Using the listing below, report all lines holding the word "laying".

---

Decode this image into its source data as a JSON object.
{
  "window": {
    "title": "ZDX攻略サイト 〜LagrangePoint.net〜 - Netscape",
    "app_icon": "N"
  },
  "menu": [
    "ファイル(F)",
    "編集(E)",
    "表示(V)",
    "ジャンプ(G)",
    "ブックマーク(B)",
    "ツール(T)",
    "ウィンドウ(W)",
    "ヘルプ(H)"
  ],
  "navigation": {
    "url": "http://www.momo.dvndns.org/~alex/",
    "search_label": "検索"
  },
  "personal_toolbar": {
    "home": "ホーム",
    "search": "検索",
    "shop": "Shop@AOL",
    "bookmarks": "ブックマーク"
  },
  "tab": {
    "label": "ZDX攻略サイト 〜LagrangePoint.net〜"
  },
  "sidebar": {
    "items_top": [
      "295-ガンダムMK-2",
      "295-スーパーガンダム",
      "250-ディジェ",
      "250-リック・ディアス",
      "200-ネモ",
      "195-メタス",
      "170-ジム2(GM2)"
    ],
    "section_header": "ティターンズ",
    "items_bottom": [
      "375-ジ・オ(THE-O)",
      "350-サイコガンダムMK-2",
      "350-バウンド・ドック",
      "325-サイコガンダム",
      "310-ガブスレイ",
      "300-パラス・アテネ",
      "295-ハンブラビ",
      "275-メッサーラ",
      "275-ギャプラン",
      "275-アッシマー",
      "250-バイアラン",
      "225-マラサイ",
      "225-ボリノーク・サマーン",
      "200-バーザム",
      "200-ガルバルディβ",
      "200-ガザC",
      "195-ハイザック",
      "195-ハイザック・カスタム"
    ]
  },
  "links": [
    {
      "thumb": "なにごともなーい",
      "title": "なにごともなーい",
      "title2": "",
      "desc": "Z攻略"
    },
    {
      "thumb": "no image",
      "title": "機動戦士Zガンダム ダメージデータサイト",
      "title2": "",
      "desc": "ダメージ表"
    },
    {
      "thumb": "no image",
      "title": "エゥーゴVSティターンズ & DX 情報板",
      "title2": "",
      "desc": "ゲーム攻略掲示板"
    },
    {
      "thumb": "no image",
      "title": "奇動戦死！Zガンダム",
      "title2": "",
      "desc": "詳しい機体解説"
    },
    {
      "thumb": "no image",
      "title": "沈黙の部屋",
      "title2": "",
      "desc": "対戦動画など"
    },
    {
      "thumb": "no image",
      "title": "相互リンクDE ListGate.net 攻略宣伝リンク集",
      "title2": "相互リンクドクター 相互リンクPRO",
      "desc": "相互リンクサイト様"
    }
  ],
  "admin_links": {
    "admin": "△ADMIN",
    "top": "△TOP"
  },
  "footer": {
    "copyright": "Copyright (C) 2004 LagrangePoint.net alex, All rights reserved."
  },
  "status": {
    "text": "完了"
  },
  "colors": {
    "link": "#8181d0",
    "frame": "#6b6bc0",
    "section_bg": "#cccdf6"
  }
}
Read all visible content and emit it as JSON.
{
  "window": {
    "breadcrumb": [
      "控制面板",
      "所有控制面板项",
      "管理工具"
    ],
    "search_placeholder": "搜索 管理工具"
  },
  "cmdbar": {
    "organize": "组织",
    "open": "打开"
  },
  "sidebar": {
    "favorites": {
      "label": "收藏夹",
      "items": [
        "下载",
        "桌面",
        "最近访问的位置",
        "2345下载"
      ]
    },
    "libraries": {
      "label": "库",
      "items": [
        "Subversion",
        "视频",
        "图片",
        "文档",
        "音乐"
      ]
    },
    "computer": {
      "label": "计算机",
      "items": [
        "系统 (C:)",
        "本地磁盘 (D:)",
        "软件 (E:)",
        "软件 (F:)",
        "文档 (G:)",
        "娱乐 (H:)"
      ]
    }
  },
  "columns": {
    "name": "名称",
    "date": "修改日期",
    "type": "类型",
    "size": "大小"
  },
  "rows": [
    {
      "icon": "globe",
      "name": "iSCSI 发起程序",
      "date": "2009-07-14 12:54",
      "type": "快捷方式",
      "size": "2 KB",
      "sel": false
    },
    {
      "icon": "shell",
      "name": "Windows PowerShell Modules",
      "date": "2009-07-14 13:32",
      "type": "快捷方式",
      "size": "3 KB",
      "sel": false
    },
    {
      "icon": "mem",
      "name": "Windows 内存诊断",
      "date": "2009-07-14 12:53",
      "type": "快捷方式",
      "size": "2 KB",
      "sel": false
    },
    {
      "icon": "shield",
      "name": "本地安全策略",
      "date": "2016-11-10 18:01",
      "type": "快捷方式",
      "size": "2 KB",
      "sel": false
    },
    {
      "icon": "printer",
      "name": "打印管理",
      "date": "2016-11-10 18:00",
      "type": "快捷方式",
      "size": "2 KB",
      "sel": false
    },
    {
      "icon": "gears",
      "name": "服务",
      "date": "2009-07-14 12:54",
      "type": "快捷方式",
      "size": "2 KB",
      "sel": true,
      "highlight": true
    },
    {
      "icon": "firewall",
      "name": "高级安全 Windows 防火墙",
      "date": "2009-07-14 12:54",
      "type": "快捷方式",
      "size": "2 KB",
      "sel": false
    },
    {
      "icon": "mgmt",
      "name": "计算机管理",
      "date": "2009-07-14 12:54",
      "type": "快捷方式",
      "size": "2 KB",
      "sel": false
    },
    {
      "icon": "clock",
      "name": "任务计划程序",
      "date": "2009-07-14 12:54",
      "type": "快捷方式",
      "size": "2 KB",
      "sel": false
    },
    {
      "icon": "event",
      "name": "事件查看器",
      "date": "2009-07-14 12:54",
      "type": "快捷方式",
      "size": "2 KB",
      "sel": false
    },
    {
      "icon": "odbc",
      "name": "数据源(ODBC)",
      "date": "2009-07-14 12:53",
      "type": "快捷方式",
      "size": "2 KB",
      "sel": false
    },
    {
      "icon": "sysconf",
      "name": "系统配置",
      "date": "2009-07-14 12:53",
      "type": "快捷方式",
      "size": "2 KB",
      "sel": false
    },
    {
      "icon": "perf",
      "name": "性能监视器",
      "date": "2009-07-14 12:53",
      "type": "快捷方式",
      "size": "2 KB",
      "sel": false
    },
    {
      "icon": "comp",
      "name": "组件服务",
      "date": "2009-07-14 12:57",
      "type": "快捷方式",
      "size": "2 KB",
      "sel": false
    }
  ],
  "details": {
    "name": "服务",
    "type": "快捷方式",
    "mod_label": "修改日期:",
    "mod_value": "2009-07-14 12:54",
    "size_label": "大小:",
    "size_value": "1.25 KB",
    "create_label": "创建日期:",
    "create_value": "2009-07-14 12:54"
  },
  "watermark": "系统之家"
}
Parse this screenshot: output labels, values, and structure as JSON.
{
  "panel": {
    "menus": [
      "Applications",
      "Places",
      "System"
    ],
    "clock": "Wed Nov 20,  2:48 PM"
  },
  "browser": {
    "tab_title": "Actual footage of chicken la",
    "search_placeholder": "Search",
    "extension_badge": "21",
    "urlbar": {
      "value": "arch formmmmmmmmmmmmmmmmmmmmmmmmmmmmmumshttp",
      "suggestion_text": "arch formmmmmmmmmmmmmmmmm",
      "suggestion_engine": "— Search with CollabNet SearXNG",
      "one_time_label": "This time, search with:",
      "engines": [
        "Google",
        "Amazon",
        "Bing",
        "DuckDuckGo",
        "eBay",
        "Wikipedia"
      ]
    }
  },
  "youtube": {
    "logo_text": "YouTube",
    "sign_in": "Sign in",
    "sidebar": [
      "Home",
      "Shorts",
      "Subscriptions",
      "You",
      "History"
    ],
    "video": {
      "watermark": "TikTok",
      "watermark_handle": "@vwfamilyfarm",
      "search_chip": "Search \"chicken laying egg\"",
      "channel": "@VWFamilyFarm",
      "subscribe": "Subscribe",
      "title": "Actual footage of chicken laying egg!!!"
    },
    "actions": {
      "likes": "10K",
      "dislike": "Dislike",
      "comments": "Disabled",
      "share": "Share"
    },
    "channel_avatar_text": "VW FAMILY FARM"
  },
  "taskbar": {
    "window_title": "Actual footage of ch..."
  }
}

---

WRITTEN SOLUTION:
      "search_chip": "Search \"chicken laying egg\"",
      "title": "Actual footage of chicken laying egg!!!"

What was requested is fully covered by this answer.